▸ **What the exercise asks**
Determine the count of lines holding the string "文化旅游体育与传媒支出". Return only the number.

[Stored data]
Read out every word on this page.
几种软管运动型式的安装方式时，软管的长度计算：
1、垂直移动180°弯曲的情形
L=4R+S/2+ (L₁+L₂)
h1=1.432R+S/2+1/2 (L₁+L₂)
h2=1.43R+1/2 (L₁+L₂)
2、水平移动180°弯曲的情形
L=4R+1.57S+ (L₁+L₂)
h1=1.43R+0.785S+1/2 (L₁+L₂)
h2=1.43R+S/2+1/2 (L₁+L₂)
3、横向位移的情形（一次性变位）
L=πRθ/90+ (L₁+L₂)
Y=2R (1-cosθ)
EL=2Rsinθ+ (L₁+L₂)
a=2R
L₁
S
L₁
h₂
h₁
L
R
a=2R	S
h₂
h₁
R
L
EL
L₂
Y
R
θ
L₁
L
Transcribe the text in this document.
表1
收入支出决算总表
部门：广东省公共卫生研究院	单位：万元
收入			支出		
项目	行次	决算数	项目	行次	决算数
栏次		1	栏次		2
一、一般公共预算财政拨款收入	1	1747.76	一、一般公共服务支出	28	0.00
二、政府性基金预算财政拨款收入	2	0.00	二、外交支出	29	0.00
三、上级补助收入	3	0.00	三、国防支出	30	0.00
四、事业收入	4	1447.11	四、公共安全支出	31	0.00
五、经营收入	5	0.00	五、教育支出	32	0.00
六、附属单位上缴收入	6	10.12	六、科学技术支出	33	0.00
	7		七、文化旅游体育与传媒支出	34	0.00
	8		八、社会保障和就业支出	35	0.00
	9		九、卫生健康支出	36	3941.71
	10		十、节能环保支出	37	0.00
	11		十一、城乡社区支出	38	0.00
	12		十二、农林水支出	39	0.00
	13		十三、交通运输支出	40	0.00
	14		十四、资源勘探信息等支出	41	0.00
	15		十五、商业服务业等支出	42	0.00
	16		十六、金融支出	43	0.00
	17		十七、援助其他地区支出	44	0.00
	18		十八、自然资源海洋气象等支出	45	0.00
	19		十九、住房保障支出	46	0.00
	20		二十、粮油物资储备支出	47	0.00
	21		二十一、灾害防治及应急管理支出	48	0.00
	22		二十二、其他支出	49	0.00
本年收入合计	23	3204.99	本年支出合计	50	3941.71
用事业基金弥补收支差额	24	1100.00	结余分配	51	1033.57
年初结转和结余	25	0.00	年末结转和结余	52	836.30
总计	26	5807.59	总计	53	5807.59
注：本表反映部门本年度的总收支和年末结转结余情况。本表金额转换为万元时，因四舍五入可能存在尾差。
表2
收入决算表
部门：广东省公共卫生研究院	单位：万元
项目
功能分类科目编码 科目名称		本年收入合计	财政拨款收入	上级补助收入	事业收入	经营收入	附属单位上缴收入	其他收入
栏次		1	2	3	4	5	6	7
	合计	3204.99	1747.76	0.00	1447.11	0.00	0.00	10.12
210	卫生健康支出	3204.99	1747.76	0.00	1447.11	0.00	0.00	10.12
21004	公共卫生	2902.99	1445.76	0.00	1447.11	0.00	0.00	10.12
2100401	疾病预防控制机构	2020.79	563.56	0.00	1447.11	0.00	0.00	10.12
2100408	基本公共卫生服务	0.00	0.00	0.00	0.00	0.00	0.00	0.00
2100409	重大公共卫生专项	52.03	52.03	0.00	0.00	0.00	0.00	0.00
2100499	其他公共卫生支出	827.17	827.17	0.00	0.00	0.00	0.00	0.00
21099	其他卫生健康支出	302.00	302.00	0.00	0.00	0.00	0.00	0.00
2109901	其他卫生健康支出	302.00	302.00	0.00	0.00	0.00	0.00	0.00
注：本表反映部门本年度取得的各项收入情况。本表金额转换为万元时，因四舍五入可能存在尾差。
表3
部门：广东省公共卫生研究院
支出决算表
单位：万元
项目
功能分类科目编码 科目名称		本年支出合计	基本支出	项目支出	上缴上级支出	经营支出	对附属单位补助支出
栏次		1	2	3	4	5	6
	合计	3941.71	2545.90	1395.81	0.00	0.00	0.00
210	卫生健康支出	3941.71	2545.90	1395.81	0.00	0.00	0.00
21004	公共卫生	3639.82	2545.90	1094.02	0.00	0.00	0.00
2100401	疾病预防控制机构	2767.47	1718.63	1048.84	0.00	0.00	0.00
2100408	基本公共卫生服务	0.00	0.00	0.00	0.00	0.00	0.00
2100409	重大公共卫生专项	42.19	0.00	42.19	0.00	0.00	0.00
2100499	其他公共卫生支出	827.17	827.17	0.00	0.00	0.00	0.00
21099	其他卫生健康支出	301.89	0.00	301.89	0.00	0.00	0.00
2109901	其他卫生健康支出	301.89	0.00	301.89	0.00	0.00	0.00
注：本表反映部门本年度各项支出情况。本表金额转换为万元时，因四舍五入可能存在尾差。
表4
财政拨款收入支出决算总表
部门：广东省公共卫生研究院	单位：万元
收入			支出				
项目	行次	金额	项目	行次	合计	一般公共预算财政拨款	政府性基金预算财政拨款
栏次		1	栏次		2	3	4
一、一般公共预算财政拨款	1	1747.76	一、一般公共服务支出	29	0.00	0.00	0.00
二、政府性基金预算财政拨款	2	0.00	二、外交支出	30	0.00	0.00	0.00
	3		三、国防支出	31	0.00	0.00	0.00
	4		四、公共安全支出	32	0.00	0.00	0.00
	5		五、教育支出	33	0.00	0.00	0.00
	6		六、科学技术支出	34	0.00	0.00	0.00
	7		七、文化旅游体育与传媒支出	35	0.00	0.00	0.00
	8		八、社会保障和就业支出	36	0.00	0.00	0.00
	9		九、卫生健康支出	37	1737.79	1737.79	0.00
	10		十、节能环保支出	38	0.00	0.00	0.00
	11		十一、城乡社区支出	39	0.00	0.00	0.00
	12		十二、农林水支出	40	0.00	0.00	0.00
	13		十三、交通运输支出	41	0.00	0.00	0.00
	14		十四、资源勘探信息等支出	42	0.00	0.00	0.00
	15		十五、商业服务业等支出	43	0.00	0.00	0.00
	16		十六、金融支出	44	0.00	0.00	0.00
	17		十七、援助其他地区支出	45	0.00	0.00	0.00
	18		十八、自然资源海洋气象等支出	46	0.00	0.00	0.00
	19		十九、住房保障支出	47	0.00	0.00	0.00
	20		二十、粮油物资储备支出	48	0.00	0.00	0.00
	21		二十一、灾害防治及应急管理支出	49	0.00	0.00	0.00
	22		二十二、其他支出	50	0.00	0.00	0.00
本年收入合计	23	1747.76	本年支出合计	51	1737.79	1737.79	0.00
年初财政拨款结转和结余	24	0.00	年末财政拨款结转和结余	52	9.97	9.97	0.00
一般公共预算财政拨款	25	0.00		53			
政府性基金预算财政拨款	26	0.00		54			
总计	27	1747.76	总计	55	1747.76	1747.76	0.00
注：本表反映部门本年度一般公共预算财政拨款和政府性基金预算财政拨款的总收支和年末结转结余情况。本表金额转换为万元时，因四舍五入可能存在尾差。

▸ **The result**
2